Listed records:
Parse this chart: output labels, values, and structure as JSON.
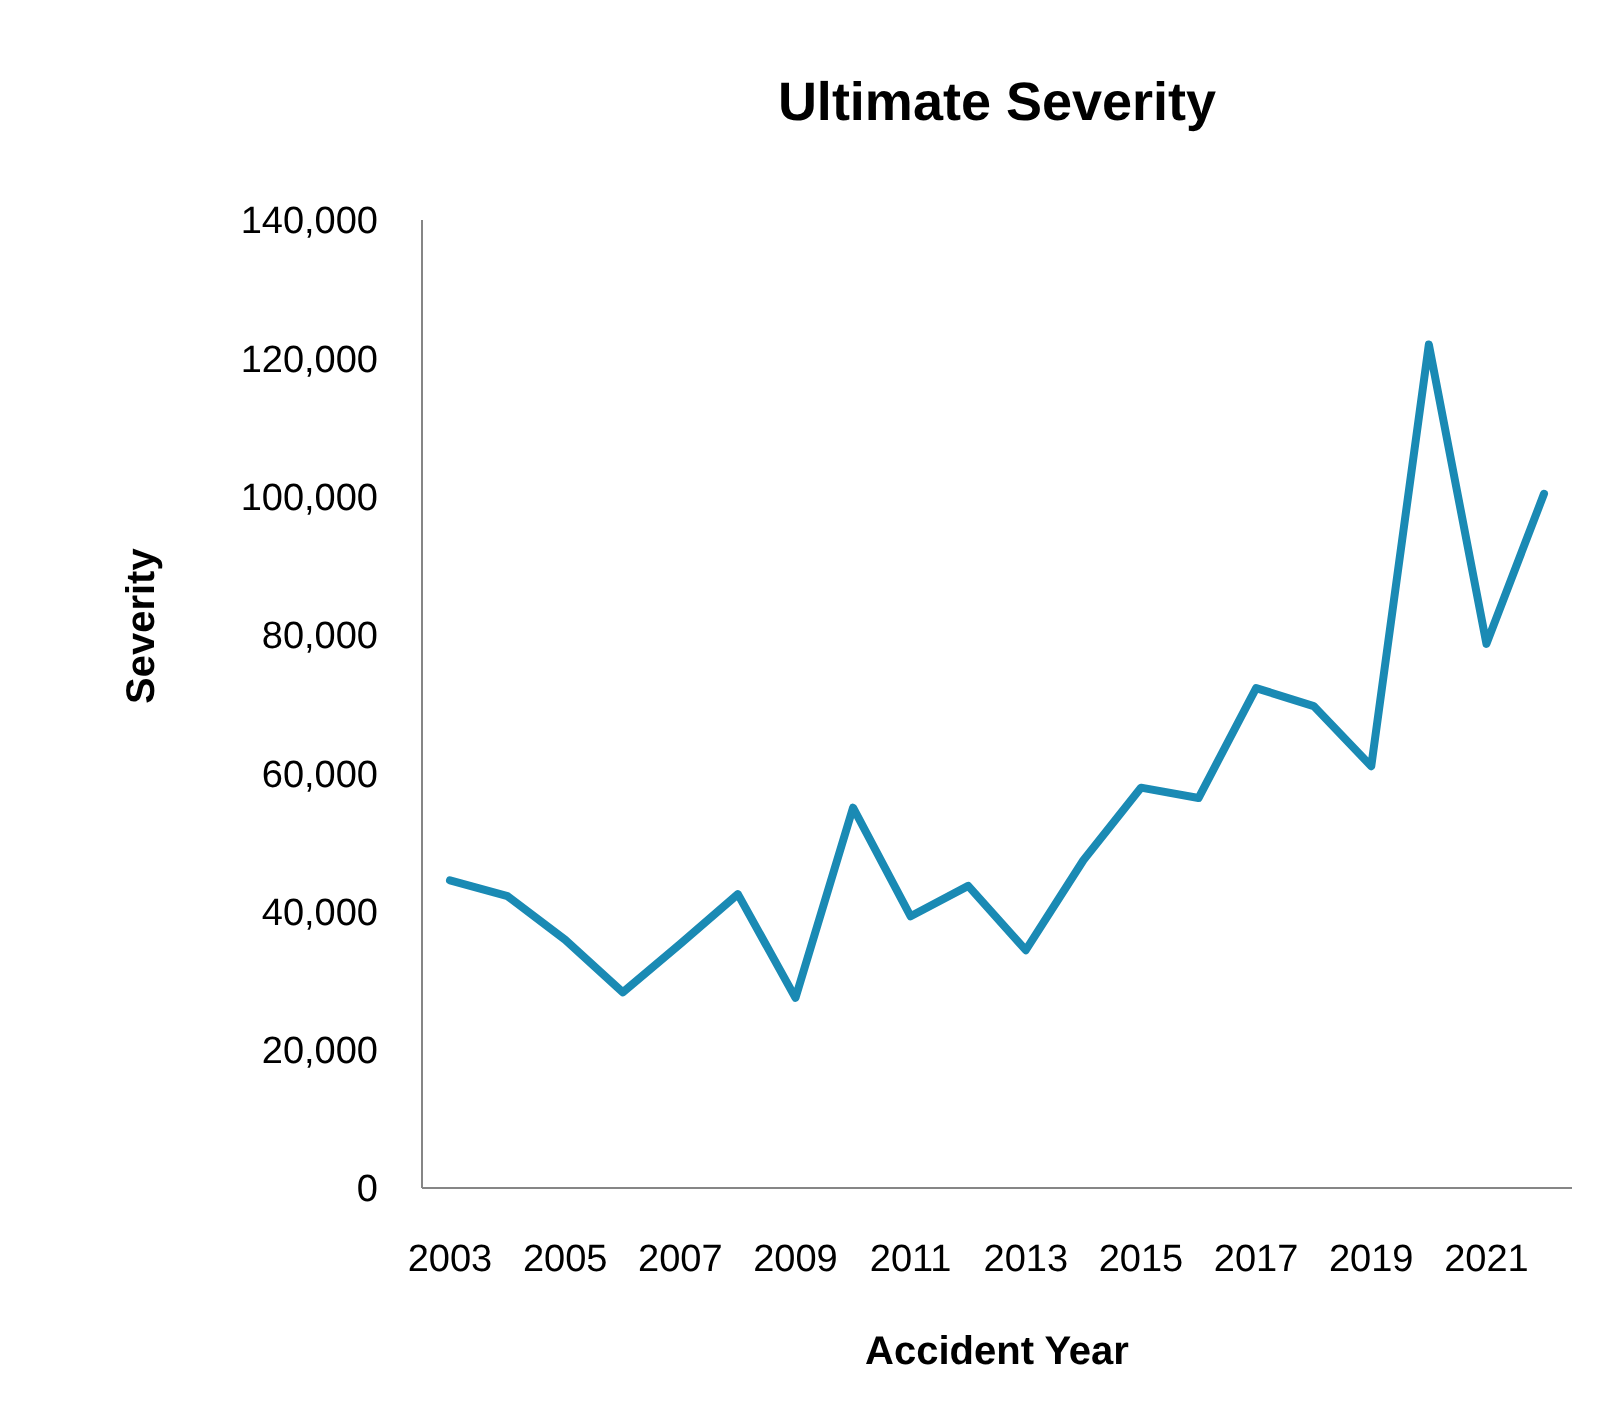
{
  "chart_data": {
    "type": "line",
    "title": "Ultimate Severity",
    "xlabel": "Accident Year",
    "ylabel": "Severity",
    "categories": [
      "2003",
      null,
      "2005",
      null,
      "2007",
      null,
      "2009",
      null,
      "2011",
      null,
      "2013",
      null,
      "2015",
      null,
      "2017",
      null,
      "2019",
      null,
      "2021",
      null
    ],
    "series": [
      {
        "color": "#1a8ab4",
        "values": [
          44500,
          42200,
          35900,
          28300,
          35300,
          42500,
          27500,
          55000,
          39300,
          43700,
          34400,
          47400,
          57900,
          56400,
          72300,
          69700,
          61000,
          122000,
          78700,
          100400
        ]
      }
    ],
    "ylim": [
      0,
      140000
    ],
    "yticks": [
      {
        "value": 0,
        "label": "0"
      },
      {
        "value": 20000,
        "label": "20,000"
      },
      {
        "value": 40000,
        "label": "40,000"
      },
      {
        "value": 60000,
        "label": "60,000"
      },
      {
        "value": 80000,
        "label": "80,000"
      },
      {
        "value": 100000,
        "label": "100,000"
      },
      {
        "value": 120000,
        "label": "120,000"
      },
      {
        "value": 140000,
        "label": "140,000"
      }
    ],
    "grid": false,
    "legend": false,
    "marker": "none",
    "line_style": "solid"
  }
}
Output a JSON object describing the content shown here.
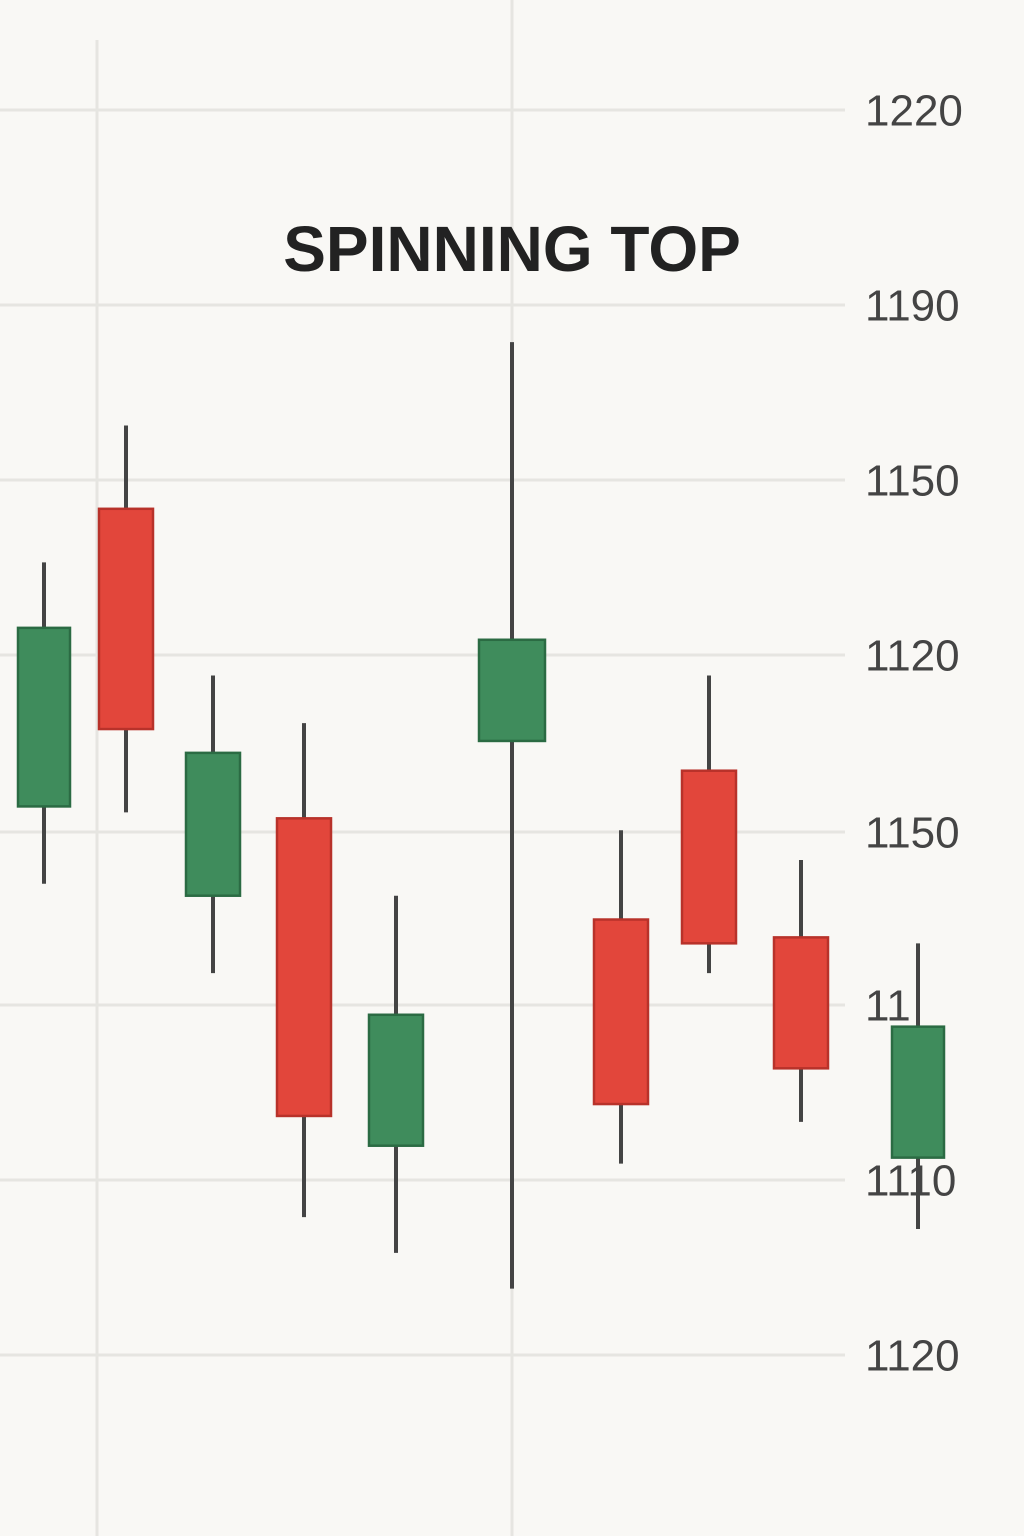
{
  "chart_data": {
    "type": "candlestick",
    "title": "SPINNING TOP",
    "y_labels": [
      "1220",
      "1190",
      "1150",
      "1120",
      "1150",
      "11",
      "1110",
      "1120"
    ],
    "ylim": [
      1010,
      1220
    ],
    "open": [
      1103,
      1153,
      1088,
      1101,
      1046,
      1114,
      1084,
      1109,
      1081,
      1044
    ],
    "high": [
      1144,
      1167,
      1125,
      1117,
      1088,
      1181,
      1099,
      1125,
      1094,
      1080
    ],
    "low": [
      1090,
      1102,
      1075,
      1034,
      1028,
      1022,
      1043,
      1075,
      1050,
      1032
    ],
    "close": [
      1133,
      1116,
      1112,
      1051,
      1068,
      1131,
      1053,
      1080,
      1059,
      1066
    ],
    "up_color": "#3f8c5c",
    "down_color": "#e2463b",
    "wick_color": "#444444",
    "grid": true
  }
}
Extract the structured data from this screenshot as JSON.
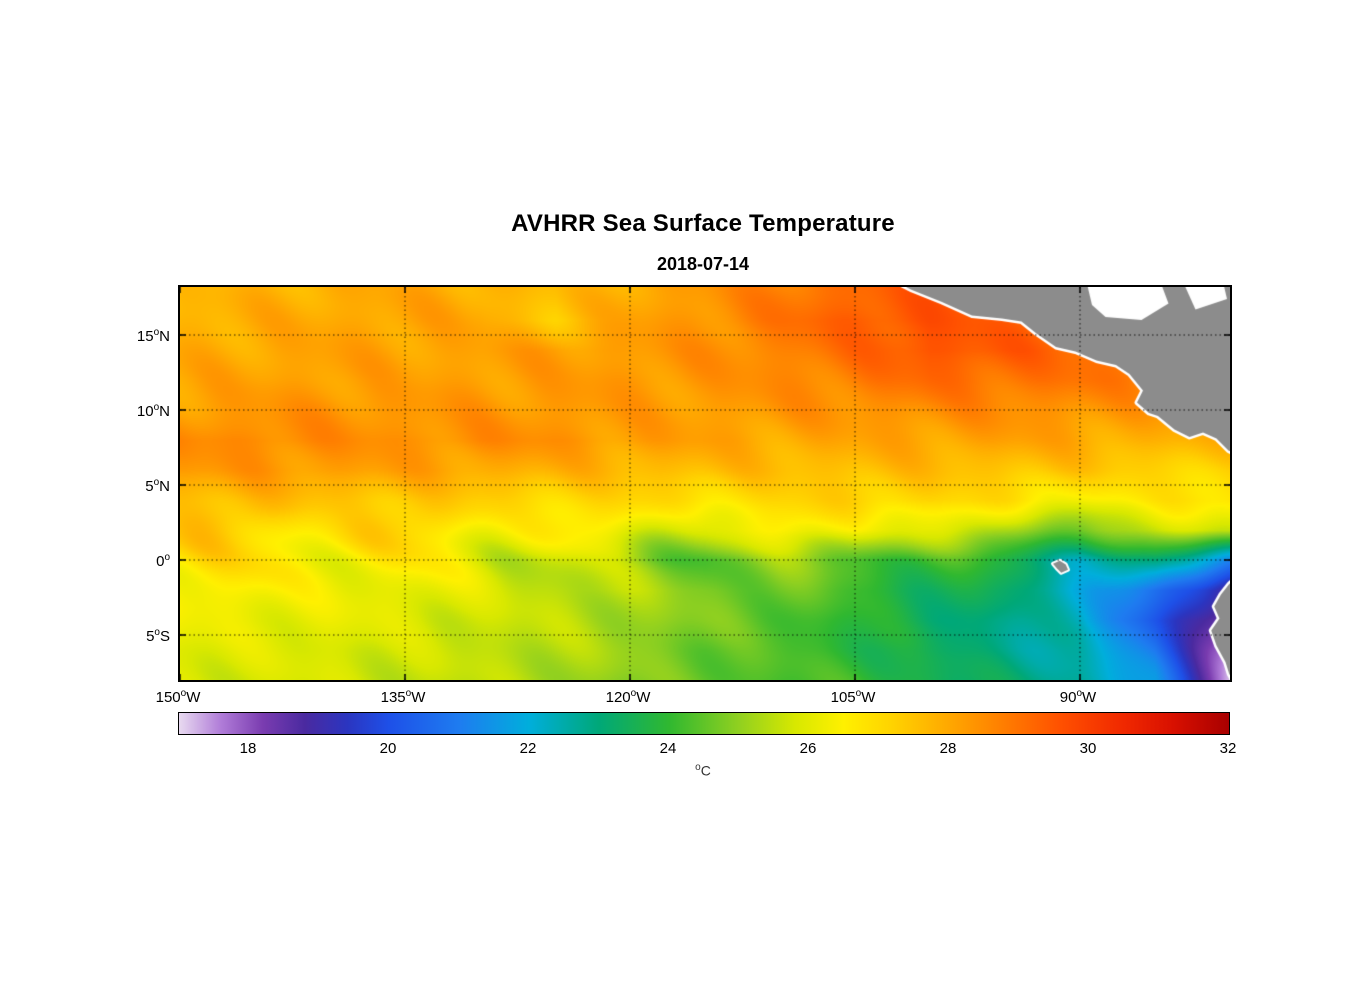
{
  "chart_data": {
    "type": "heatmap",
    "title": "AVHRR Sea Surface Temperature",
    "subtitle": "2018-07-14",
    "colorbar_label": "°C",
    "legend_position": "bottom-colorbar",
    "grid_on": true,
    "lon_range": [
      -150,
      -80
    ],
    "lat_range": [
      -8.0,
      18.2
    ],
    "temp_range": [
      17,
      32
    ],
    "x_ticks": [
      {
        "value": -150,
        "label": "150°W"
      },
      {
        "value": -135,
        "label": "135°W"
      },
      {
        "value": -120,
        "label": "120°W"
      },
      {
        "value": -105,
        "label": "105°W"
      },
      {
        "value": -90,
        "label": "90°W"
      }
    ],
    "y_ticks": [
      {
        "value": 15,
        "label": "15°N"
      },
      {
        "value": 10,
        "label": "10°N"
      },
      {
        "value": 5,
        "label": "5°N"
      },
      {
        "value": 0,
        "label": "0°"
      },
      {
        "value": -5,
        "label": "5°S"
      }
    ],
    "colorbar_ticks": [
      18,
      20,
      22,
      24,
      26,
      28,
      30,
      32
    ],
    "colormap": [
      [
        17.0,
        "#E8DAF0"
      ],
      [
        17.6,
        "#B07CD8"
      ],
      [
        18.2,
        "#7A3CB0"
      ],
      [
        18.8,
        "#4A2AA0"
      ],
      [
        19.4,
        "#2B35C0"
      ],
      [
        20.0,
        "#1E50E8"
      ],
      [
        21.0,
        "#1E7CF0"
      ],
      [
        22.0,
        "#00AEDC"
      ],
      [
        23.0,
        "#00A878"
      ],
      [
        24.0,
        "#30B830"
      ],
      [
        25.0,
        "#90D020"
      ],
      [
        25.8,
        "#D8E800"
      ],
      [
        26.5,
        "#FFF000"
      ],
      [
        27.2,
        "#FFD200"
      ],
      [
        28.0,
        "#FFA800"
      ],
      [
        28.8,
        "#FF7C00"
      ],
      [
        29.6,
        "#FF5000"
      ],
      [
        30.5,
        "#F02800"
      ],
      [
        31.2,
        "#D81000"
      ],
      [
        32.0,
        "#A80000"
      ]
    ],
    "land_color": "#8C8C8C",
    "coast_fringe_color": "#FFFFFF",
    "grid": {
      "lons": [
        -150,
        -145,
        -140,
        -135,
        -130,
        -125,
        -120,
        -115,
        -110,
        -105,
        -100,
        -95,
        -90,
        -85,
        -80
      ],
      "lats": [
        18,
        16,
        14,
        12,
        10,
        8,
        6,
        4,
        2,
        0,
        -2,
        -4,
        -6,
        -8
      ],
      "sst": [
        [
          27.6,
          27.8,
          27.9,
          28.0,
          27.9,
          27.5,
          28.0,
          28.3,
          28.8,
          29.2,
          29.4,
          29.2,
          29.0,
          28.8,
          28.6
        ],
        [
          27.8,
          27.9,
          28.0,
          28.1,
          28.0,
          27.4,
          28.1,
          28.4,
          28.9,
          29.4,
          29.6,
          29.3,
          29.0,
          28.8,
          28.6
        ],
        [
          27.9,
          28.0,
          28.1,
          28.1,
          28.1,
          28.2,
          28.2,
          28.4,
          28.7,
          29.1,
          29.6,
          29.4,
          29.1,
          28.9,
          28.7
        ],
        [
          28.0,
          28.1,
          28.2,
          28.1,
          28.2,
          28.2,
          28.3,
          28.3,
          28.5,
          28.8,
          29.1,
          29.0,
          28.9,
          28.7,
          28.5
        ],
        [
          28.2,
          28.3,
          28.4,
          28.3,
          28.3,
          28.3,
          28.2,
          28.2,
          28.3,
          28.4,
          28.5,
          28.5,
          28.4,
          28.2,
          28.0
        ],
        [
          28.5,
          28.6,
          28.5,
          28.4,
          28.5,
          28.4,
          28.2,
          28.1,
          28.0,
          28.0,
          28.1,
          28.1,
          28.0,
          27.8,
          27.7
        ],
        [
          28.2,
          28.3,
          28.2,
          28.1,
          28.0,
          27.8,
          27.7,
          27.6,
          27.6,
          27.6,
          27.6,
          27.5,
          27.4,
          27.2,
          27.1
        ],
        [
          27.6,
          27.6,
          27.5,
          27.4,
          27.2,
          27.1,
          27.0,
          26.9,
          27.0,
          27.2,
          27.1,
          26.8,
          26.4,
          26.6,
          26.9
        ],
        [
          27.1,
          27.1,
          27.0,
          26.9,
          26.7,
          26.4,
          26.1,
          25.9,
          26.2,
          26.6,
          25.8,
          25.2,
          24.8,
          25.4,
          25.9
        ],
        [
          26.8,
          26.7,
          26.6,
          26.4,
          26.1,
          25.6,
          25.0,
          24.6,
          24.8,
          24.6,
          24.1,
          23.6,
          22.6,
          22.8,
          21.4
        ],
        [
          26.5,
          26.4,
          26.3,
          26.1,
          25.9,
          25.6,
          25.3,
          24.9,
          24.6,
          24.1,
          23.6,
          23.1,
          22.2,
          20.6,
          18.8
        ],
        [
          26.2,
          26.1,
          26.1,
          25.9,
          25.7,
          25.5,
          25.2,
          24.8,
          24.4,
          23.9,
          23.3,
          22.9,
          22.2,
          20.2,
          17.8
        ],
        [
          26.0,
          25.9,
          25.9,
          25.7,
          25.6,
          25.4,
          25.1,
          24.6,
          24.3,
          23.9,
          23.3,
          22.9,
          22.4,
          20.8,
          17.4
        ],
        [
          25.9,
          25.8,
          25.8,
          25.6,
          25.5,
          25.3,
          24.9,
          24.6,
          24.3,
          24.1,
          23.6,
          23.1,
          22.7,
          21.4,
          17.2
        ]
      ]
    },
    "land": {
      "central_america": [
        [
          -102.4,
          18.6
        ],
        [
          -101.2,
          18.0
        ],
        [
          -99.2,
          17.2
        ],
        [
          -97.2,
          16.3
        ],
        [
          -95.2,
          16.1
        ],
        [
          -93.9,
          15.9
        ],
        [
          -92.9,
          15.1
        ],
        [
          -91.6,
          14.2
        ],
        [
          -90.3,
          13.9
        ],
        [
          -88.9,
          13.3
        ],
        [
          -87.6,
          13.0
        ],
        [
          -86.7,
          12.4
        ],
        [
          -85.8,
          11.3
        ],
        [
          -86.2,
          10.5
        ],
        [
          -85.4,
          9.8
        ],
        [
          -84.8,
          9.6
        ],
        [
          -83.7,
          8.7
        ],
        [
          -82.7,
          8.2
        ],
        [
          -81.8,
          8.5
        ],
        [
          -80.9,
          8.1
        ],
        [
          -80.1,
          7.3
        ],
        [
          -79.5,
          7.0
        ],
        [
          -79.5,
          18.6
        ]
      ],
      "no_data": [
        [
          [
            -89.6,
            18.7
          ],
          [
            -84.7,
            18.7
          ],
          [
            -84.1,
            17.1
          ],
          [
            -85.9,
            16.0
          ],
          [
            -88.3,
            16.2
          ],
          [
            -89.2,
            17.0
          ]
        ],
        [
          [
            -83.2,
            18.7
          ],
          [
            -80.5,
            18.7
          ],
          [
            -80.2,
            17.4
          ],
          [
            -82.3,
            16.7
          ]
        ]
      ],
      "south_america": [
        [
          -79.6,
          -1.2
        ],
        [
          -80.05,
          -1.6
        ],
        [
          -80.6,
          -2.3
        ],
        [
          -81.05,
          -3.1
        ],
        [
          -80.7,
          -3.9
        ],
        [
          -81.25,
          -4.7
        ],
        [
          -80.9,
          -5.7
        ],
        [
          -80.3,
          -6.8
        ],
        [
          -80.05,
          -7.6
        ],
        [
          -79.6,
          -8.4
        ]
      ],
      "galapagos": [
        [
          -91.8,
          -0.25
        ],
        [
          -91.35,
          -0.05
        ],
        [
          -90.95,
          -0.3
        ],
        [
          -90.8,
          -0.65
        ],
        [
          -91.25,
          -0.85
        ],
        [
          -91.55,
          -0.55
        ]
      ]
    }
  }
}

Work instructions: Find the lines above holding the word "type" and show them.

Task solution:
    "type": "line",
    "type": "candlestick",
    "type": "heatmap",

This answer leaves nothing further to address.